Report the total number of lines that include the string "chevron", without any other text.

— Begin —

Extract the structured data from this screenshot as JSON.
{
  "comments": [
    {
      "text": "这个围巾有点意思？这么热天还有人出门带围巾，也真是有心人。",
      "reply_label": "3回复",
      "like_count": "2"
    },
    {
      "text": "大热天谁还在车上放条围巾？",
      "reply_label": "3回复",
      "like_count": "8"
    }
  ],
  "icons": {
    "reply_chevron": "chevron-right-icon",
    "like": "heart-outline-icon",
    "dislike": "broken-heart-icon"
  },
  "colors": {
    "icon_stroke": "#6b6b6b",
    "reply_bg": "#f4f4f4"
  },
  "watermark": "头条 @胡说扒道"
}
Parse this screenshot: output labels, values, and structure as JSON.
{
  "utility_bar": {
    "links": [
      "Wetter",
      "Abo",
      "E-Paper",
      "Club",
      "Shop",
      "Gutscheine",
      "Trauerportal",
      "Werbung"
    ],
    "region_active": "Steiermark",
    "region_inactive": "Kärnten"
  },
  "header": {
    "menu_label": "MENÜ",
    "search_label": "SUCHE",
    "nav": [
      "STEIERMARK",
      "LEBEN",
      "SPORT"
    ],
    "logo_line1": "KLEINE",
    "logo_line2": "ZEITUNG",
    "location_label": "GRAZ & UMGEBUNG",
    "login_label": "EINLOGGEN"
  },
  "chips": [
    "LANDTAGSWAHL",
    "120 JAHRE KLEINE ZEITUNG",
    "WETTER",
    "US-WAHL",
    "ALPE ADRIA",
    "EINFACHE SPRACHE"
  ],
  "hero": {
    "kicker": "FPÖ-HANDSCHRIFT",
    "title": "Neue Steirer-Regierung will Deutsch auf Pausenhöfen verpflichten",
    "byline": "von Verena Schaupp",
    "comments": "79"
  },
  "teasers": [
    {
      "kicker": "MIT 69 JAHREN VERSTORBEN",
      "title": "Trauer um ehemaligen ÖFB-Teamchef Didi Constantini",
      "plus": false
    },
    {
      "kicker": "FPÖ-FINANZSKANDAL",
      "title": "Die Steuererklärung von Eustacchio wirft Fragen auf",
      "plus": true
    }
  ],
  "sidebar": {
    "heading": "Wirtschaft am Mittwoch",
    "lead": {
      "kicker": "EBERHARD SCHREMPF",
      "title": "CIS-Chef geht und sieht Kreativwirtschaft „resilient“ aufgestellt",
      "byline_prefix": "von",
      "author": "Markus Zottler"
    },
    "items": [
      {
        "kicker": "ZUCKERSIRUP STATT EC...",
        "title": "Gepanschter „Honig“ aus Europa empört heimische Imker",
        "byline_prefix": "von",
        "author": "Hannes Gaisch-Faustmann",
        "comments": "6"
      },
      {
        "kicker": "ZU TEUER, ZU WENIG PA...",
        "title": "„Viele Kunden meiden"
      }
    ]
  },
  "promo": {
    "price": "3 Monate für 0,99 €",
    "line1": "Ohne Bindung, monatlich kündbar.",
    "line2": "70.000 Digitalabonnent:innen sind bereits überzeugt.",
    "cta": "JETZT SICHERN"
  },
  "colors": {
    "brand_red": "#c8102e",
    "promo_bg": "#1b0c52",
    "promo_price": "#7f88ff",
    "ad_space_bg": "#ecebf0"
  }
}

— End —
— Begin —

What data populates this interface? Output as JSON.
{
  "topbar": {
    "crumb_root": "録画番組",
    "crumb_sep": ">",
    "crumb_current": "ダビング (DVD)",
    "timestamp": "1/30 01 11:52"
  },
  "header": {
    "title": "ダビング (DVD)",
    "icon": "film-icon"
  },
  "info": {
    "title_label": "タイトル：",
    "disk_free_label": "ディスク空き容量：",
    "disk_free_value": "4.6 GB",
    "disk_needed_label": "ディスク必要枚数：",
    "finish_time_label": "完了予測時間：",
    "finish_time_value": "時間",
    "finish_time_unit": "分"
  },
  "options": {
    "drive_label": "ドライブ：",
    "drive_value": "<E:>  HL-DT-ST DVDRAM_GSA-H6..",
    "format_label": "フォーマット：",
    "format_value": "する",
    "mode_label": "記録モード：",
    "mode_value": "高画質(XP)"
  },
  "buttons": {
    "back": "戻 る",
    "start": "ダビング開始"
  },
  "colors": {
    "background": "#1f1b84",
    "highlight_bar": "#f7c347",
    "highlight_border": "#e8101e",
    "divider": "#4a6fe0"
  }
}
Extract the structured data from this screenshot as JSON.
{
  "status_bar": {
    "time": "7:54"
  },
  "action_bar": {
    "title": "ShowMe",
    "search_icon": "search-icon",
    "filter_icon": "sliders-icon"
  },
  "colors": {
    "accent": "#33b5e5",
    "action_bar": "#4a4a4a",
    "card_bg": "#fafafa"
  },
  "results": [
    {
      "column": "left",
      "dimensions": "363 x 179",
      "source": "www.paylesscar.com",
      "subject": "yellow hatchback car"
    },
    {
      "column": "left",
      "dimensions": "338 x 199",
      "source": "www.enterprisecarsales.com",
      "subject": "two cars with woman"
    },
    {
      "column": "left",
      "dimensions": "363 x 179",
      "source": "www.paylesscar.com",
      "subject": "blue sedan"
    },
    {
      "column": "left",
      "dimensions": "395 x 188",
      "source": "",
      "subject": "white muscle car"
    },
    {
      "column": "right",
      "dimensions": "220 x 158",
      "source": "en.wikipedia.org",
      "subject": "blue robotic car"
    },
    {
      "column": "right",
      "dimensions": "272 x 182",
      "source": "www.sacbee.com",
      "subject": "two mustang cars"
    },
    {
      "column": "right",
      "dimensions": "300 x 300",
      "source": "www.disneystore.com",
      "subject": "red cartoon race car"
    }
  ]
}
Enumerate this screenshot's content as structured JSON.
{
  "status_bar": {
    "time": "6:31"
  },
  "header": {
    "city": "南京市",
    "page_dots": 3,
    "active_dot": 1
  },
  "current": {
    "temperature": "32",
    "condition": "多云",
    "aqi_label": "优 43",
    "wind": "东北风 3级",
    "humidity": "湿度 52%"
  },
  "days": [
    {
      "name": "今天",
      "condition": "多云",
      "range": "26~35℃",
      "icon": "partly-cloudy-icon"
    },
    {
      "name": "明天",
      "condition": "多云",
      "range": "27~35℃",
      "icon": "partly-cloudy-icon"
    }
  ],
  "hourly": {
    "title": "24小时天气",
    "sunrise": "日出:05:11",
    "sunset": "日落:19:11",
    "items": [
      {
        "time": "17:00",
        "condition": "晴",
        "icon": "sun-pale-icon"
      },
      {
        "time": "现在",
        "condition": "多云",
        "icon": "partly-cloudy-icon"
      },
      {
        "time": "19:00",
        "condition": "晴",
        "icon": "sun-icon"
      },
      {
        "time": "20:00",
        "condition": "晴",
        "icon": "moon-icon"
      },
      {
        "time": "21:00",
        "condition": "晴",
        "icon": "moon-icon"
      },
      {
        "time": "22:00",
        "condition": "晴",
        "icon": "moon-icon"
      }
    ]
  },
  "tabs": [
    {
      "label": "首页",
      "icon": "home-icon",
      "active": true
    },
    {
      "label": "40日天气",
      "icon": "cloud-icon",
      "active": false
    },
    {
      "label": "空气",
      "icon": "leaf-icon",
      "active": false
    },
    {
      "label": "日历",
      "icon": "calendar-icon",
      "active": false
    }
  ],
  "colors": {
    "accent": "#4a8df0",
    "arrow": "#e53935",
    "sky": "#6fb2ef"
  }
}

— End —
— Begin —

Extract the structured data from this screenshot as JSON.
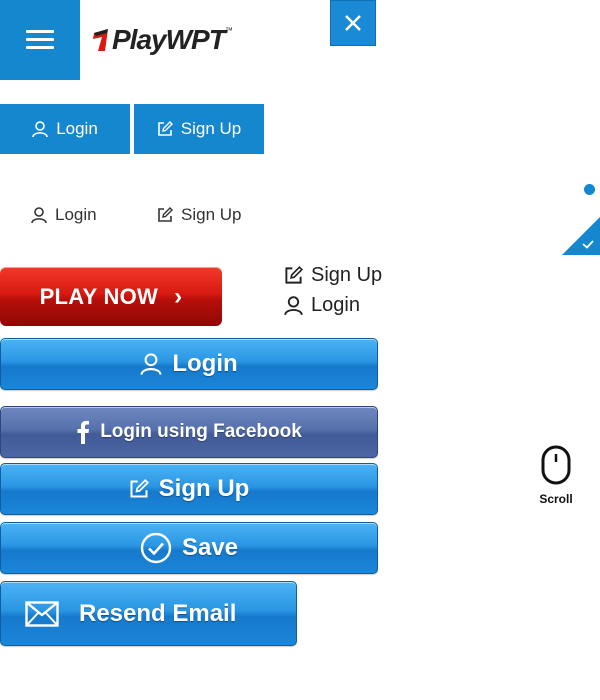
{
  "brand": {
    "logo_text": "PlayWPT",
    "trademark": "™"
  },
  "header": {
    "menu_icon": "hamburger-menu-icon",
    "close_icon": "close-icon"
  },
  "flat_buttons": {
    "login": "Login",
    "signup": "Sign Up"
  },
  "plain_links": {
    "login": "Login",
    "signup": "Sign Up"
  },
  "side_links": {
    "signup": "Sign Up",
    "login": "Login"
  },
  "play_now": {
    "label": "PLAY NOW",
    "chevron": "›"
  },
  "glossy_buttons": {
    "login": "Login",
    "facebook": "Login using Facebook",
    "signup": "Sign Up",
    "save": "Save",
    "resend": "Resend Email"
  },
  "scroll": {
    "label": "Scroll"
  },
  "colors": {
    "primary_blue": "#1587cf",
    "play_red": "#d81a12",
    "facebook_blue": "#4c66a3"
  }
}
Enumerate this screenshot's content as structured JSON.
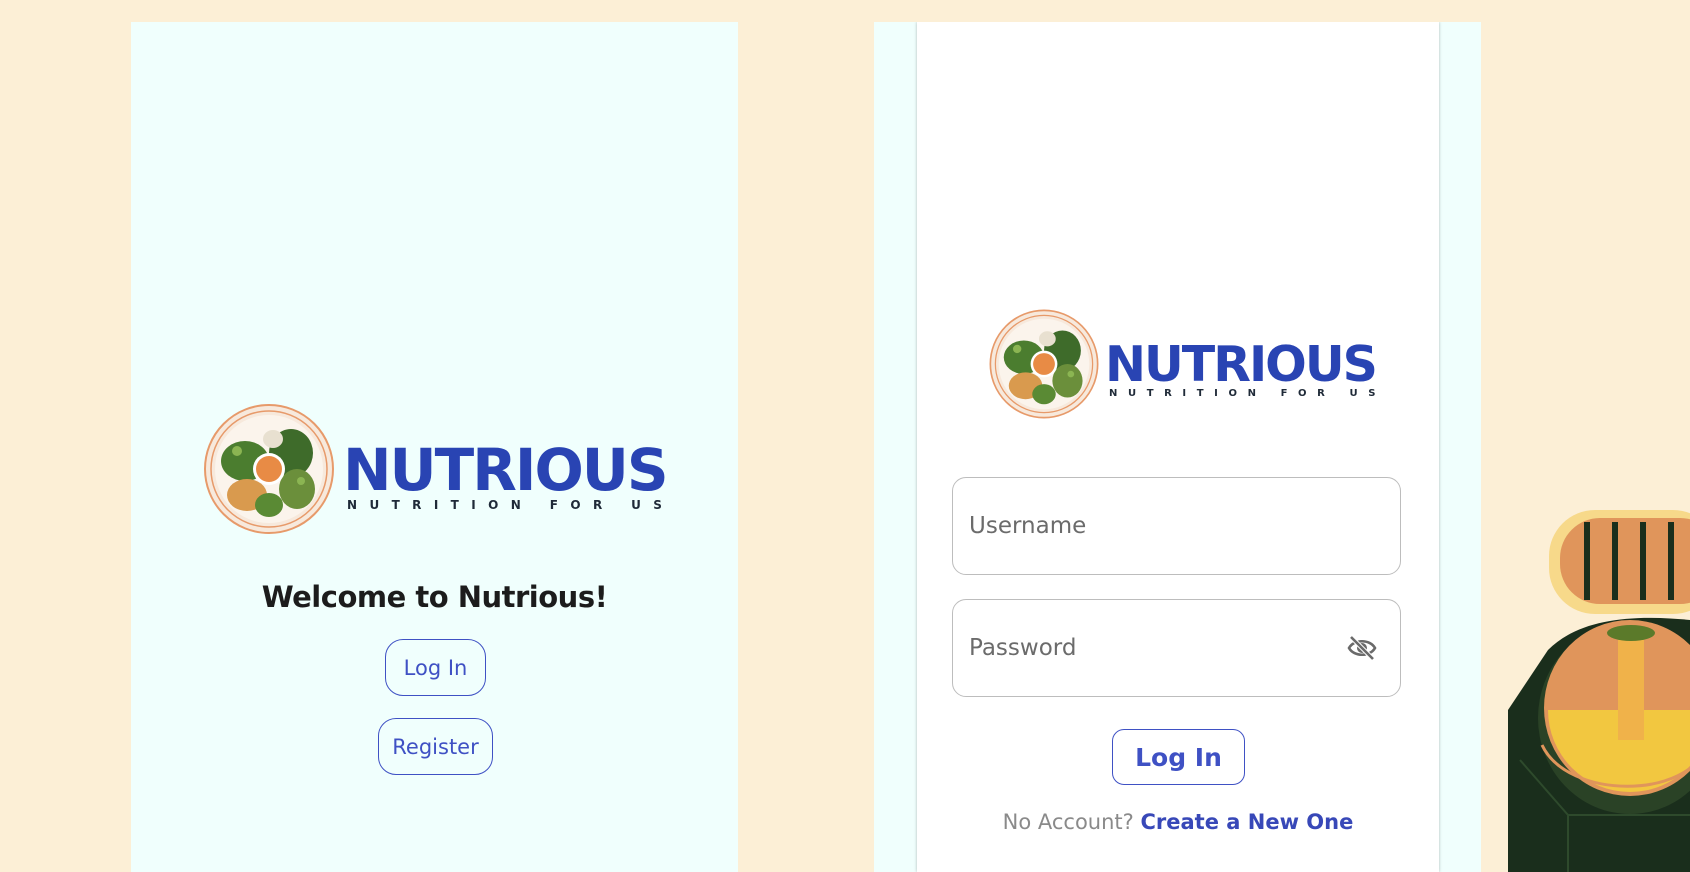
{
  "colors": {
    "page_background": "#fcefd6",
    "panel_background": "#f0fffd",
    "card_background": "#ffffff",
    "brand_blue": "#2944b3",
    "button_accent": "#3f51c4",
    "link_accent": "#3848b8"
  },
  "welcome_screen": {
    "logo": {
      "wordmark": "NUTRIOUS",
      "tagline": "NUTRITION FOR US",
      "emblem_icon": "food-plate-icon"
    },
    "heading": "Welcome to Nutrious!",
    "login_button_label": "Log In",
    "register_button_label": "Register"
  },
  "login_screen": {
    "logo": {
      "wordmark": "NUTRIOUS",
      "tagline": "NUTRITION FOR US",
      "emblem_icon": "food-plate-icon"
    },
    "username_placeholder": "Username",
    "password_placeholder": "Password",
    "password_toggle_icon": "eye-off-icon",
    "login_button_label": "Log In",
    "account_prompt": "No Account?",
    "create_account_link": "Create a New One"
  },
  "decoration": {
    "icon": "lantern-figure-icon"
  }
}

— End —

» **Written reply**: 2